WHAT NEEDS TO BE DONE.
Every line that includes the word "text" is to be listed.

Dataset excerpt
----------
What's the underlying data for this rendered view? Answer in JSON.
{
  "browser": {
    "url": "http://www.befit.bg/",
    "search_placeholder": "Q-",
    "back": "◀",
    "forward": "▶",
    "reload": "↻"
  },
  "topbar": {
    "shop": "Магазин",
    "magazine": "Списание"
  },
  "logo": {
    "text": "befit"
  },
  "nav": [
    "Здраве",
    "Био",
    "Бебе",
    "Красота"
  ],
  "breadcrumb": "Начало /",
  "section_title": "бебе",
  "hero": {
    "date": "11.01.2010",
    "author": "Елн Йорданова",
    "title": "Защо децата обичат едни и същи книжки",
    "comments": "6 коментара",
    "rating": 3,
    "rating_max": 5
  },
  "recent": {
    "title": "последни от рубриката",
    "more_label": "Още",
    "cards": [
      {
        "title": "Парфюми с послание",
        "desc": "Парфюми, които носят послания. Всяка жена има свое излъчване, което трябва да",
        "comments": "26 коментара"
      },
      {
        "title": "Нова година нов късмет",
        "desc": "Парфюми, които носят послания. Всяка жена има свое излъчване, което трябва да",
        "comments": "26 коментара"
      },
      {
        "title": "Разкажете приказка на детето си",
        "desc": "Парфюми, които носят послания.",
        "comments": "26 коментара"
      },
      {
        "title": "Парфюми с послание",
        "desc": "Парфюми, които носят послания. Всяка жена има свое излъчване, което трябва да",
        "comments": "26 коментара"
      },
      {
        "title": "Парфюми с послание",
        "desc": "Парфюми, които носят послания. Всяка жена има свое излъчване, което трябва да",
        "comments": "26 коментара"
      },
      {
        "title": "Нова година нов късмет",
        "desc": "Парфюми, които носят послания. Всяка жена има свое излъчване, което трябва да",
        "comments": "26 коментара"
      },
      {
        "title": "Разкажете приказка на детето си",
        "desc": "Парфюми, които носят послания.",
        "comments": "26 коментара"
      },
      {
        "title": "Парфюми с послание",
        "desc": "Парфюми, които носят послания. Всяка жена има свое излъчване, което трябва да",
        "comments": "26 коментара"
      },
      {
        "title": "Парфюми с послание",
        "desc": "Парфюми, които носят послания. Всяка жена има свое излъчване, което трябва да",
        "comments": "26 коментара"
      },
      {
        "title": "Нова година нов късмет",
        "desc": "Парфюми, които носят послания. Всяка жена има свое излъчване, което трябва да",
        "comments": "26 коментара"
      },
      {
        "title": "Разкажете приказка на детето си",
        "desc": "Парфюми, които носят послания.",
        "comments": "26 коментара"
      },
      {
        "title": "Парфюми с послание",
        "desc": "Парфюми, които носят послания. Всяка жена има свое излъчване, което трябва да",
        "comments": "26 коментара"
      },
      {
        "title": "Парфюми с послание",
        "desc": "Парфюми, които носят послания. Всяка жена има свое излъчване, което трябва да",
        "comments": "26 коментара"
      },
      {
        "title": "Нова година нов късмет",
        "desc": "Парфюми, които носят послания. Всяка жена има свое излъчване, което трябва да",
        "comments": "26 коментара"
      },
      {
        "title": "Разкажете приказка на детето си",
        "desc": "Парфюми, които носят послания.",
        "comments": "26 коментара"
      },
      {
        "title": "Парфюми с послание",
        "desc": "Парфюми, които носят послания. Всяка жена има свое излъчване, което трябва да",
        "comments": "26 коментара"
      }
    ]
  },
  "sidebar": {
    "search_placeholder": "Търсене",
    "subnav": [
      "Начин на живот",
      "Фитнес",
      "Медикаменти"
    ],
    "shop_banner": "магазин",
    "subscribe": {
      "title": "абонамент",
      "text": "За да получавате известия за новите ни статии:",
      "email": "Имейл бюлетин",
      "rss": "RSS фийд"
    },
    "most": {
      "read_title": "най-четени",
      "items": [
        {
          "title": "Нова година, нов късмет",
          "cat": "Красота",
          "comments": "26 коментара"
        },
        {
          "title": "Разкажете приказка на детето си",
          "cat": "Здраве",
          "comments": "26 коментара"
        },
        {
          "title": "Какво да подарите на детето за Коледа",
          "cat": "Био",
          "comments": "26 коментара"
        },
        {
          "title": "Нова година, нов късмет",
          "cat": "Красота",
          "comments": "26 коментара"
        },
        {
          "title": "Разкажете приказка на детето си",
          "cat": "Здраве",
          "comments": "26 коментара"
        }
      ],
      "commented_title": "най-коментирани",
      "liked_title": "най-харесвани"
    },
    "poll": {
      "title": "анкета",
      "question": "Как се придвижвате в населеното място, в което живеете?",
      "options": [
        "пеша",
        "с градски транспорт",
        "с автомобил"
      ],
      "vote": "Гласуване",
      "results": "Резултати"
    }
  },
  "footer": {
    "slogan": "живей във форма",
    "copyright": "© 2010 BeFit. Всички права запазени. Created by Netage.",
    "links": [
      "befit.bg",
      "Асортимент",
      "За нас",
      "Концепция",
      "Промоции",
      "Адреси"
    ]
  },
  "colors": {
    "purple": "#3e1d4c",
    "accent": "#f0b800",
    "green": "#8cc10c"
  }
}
----------
RESULT OF THIS TASK.
    "text": "befit"
      "text": "За да получавате известия за новите ни статии:",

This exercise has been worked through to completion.